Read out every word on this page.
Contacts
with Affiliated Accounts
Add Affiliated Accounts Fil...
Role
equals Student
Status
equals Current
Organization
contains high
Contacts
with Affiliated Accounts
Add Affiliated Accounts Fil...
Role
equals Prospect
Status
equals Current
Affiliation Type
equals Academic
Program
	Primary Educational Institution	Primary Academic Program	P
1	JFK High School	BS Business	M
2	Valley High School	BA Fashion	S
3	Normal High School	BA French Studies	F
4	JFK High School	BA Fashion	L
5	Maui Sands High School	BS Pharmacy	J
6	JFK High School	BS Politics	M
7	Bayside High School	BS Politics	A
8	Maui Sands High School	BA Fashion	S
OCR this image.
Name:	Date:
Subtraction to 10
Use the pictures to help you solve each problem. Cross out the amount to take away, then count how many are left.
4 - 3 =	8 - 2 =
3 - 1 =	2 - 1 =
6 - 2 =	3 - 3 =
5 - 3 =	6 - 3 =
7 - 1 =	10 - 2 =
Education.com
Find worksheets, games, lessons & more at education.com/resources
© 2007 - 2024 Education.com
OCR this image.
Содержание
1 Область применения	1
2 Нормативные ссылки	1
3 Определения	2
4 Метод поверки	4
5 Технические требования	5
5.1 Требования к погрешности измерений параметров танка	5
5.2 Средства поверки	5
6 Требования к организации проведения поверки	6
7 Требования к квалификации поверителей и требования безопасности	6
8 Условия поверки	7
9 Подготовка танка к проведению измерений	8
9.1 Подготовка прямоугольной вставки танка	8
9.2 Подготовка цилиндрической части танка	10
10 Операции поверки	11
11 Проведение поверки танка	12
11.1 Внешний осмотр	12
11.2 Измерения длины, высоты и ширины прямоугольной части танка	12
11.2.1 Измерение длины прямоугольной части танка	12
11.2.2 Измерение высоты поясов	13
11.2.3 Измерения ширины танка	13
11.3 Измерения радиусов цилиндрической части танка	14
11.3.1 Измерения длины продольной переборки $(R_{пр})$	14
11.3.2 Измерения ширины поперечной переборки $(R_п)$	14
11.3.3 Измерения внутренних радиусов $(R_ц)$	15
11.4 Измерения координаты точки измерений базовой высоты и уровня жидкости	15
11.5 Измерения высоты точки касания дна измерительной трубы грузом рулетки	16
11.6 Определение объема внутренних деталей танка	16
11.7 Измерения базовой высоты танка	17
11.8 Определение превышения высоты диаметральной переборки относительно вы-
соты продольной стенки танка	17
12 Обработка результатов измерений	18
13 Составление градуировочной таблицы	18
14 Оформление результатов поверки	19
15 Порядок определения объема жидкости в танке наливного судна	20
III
---
- [Exercise goal]
Transcribe the whole listing exactly.

- [Exercise answer]
Read out every word on this page.
Contacts
with Affiliated Accounts
Add Affiliated Accounts Fil...
Role
equals Student
Status
equals Current
Organization
contains high
Contacts
with Affiliated Accounts
Add Affiliated Accounts Fil...
Role
equals Prospect
Status
equals Current
Affiliation Type
equals Academic
Program
	Primary Educational Institution	Primary Academic Program	P
1	JFK High School	BS Business	M
2	Valley High School	BA Fashion	S
3	Normal High School	BA French Studies	F
4	JFK High School	BA Fashion	L
5	Maui Sands High School	BS Pharmacy	J
6	JFK High School	BS Politics	M
7	Bayside High School	BS Politics	A
8	Maui Sands High School	BA Fashion	S
OCR this image.
Name:	Date:
Subtraction to 10
Use the pictures to help you solve each problem. Cross out the amount to take away, then count how many are left.
4 - 3 =	8 - 2 =
3 - 1 =	2 - 1 =
6 - 2 =	3 - 3 =
5 - 3 =	6 - 3 =
7 - 1 =	10 - 2 =
Education.com
Find worksheets, games, lessons & more at education.com/resources
© 2007 - 2024 Education.com
OCR this image.
Содержание
1 Область применения	1
2 Нормативные ссылки	1
3 Определения	2
4 Метод поверки	4
5 Технические требования	5
5.1 Требования к погрешности измерений параметров танка	5
5.2 Средства поверки	5
6 Требования к организации проведения поверки	6
7 Требования к квалификации поверителей и требования безопасности	6
8 Условия поверки	7
9 Подготовка танка к проведению измерений	8
9.1 Подготовка прямоугольной вставки танка	8
9.2 Подготовка цилиндрической части танка	10
10 Операции поверки	11
11 Проведение поверки танка	12
11.1 Внешний осмотр	12
11.2 Измерения длины, высоты и ширины прямоугольной части танка	12
11.2.1 Измерение длины прямоугольной части танка	12
11.2.2 Измерение высоты поясов	13
11.2.3 Измерения ширины танка	13
11.3 Измерения радиусов цилиндрической части танка	14
11.3.1 Измерения длины продольной переборки $(R_{пр})$	14
11.3.2 Измерения ширины поперечной переборки $(R_п)$	14
11.3.3 Измерения внутренних радиусов $(R_ц)$	15
11.4 Измерения координаты точки измерений базовой высоты и уровня жидкости	15
11.5 Измерения высоты точки касания дна измерительной трубы грузом рулетки	16
11.6 Определение объема внутренних деталей танка	16
11.7 Измерения базовой высоты танка	17
11.8 Определение превышения высоты диаметральной переборки относительно вы-
соты продольной стенки танка	17
12 Обработка результатов измерений	18
13 Составление градуировочной таблицы	18
14 Оформление результатов поверки	19
15 Порядок определения объема жидкости в танке наливного судна	20
III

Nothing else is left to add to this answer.